PROBLEM TO WORK ON:
Repeat the whole listing exactly.

PROVIDED ENTRIES:
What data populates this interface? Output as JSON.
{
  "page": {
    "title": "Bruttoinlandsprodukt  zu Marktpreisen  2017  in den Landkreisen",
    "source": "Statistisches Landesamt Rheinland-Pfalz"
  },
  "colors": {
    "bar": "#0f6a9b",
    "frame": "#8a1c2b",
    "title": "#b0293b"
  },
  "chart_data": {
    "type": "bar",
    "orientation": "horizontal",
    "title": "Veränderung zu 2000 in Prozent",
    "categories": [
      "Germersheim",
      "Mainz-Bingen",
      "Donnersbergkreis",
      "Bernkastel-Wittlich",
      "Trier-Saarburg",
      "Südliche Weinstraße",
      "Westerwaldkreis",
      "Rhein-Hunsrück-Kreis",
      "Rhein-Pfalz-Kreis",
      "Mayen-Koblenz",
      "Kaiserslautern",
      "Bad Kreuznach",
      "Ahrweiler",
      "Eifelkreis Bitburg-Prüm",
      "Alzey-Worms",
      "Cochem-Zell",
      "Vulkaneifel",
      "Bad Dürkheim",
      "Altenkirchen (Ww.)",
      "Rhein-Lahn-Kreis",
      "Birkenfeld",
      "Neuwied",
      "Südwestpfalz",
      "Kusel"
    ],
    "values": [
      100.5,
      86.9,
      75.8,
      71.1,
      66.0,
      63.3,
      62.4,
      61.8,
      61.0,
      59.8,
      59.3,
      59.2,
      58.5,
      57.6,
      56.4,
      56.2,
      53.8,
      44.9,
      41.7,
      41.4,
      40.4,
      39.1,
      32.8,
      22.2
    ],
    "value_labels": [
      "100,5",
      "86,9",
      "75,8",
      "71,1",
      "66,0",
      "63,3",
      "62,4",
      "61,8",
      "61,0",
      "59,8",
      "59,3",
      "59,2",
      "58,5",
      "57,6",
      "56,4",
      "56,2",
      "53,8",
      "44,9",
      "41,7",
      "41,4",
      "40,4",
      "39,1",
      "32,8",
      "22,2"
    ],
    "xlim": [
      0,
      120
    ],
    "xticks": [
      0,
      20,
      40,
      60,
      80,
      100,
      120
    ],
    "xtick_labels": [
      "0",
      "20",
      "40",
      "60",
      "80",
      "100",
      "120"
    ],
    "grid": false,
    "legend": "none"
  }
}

RESPONSE FOR THIS EXERCISE:
What data populates this interface? Output as JSON.
{
  "page": {
    "title": "Bruttoinlandsprodukt  zu Marktpreisen  2017  in den Landkreisen",
    "source": "Statistisches Landesamt Rheinland-Pfalz"
  },
  "colors": {
    "bar": "#0f6a9b",
    "frame": "#8a1c2b",
    "title": "#b0293b"
  },
  "chart_data": {
    "type": "bar",
    "orientation": "horizontal",
    "title": "Veränderung zu 2000 in Prozent",
    "categories": [
      "Germersheim",
      "Mainz-Bingen",
      "Donnersbergkreis",
      "Bernkastel-Wittlich",
      "Trier-Saarburg",
      "Südliche Weinstraße",
      "Westerwaldkreis",
      "Rhein-Hunsrück-Kreis",
      "Rhein-Pfalz-Kreis",
      "Mayen-Koblenz",
      "Kaiserslautern",
      "Bad Kreuznach",
      "Ahrweiler",
      "Eifelkreis Bitburg-Prüm",
      "Alzey-Worms",
      "Cochem-Zell",
      "Vulkaneifel",
      "Bad Dürkheim",
      "Altenkirchen (Ww.)",
      "Rhein-Lahn-Kreis",
      "Birkenfeld",
      "Neuwied",
      "Südwestpfalz",
      "Kusel"
    ],
    "values": [
      100.5,
      86.9,
      75.8,
      71.1,
      66.0,
      63.3,
      62.4,
      61.8,
      61.0,
      59.8,
      59.3,
      59.2,
      58.5,
      57.6,
      56.4,
      56.2,
      53.8,
      44.9,
      41.7,
      41.4,
      40.4,
      39.1,
      32.8,
      22.2
    ],
    "value_labels": [
      "100,5",
      "86,9",
      "75,8",
      "71,1",
      "66,0",
      "63,3",
      "62,4",
      "61,8",
      "61,0",
      "59,8",
      "59,3",
      "59,2",
      "58,5",
      "57,6",
      "56,4",
      "56,2",
      "53,8",
      "44,9",
      "41,7",
      "41,4",
      "40,4",
      "39,1",
      "32,8",
      "22,2"
    ],
    "xlim": [
      0,
      120
    ],
    "xticks": [
      0,
      20,
      40,
      60,
      80,
      100,
      120
    ],
    "xtick_labels": [
      "0",
      "20",
      "40",
      "60",
      "80",
      "100",
      "120"
    ],
    "grid": false,
    "legend": "none"
  }
}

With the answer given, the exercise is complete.